- YOUR OBJECTIVE
Reproduce all of the entries below, replacing every occurrence of "deco-line" with "decorative-rule" and leaving everything else unchanged.

● ● ● ● ● ● ●

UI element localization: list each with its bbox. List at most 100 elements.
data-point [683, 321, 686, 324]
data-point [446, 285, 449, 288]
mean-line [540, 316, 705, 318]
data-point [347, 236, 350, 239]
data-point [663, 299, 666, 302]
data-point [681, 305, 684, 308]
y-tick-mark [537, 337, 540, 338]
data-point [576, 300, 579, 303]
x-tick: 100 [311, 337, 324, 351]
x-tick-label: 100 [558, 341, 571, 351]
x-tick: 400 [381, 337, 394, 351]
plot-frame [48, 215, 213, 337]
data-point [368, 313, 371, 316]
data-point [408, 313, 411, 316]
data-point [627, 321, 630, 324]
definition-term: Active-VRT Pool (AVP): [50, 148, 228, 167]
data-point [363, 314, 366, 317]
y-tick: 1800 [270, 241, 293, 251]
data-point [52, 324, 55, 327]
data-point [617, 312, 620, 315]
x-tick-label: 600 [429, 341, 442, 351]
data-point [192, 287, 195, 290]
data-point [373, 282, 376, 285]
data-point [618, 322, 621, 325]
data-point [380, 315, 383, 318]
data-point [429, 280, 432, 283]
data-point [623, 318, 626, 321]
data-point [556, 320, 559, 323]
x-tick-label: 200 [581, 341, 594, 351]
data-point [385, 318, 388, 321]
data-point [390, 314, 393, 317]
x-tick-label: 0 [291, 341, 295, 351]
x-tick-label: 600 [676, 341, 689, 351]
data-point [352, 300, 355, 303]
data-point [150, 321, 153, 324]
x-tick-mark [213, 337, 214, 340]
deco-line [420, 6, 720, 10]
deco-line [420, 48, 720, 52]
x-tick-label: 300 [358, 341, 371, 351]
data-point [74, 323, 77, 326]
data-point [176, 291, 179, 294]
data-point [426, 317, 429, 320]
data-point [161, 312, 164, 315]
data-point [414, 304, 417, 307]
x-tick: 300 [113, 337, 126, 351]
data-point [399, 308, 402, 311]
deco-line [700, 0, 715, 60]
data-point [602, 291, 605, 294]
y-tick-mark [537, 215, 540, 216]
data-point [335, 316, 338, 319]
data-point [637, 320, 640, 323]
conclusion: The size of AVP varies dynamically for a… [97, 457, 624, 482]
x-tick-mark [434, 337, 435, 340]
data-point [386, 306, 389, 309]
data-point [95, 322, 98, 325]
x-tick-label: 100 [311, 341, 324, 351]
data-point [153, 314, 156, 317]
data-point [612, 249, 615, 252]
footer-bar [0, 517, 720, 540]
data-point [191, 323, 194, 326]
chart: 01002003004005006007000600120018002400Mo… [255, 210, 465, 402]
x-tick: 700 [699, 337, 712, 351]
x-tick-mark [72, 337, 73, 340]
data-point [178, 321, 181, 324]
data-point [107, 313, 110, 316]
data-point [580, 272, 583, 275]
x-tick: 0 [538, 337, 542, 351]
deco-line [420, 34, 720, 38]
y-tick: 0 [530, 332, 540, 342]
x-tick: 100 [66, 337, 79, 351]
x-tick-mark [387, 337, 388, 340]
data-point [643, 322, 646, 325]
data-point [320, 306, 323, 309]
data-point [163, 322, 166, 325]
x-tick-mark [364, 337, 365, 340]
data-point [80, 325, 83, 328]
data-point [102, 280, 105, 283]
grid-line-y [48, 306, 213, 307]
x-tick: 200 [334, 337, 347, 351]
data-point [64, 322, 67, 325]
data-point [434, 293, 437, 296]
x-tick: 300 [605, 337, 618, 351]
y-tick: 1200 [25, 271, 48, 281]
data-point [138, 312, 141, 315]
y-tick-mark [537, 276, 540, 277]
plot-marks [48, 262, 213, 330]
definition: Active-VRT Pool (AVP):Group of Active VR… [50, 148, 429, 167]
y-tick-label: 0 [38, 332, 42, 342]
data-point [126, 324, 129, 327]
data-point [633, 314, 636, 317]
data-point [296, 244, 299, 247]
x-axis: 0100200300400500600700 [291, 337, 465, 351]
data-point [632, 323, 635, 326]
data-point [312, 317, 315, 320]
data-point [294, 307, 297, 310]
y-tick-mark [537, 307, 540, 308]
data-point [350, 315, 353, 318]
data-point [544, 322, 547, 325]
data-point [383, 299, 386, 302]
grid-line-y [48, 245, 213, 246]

● ● ● ● ● ● ●

- OUTPUT
UI element localization: list each with its bbox. List at most 100 elements.
data-point [683, 321, 686, 324]
data-point [446, 285, 449, 288]
mean-line [540, 316, 705, 318]
data-point [347, 236, 350, 239]
data-point [663, 299, 666, 302]
data-point [681, 305, 684, 308]
y-tick-mark [537, 337, 540, 338]
data-point [576, 300, 579, 303]
x-tick: 100 [311, 337, 324, 351]
x-tick-label: 100 [558, 341, 571, 351]
x-tick: 400 [381, 337, 394, 351]
plot-frame [48, 215, 213, 337]
data-point [368, 313, 371, 316]
data-point [408, 313, 411, 316]
data-point [627, 321, 630, 324]
definition-term: Active-VRT Pool (AVP): [50, 148, 228, 167]
data-point [363, 314, 366, 317]
y-tick: 1800 [270, 241, 293, 251]
data-point [52, 324, 55, 327]
data-point [617, 312, 620, 315]
x-tick-label: 600 [429, 341, 442, 351]
data-point [192, 287, 195, 290]
data-point [373, 282, 376, 285]
data-point [618, 322, 621, 325]
data-point [380, 315, 383, 318]
data-point [429, 280, 432, 283]
data-point [623, 318, 626, 321]
data-point [556, 320, 559, 323]
x-tick-label: 200 [581, 341, 594, 351]
data-point [385, 318, 388, 321]
data-point [390, 314, 393, 317]
x-tick-label: 0 [291, 341, 295, 351]
x-tick-label: 600 [676, 341, 689, 351]
data-point [352, 300, 355, 303]
data-point [150, 321, 153, 324]
x-tick-mark [213, 337, 214, 340]
decorative-rule [420, 6, 720, 10]
decorative-rule [420, 48, 720, 52]
x-tick-label: 300 [358, 341, 371, 351]
data-point [74, 323, 77, 326]
data-point [176, 291, 179, 294]
data-point [426, 317, 429, 320]
data-point [161, 312, 164, 315]
data-point [414, 304, 417, 307]
x-tick: 300 [113, 337, 126, 351]
data-point [399, 308, 402, 311]
decorative-rule [700, 0, 715, 60]
data-point [602, 291, 605, 294]
y-tick-mark [537, 215, 540, 216]
data-point [335, 316, 338, 319]
data-point [637, 320, 640, 323]
conclusion: The size of AVP varies dynamically for a… [97, 457, 624, 482]
x-tick-mark [434, 337, 435, 340]
data-point [386, 306, 389, 309]
data-point [95, 322, 98, 325]
x-tick-label: 100 [311, 341, 324, 351]
data-point [153, 314, 156, 317]
data-point [612, 249, 615, 252]
footer-bar [0, 517, 720, 540]
data-point [191, 323, 194, 326]
chart: 01002003004005006007000600120018002400Mo… [255, 210, 465, 402]
x-tick: 700 [699, 337, 712, 351]
x-tick-mark [72, 337, 73, 340]
data-point [178, 321, 181, 324]
data-point [107, 313, 110, 316]
data-point [580, 272, 583, 275]
x-tick: 0 [538, 337, 542, 351]
decorative-rule [420, 34, 720, 38]
y-tick: 0 [530, 332, 540, 342]
x-tick: 100 [66, 337, 79, 351]
x-tick-mark [387, 337, 388, 340]
data-point [643, 322, 646, 325]
data-point [320, 306, 323, 309]
data-point [163, 322, 166, 325]
x-tick-mark [364, 337, 365, 340]
data-point [80, 325, 83, 328]
data-point [102, 280, 105, 283]
grid-line-y [48, 306, 213, 307]
x-tick: 200 [334, 337, 347, 351]
data-point [64, 322, 67, 325]
data-point [434, 293, 437, 296]
x-tick: 300 [605, 337, 618, 351]
y-tick: 1200 [25, 271, 48, 281]
data-point [138, 312, 141, 315]
y-tick-mark [537, 276, 540, 277]
plot-marks [48, 262, 213, 330]
definition: Active-VRT Pool (AVP):Group of Active VR… [50, 148, 429, 167]
y-tick-label: 0 [38, 332, 42, 342]
data-point [126, 324, 129, 327]
data-point [633, 314, 636, 317]
data-point [296, 244, 299, 247]
x-axis: 0100200300400500600700 [291, 337, 465, 351]
data-point [632, 323, 635, 326]
data-point [312, 317, 315, 320]
data-point [294, 307, 297, 310]
y-tick-mark [537, 307, 540, 308]
data-point [350, 315, 353, 318]
data-point [544, 322, 547, 325]
data-point [383, 299, 386, 302]
grid-line-y [48, 245, 213, 246]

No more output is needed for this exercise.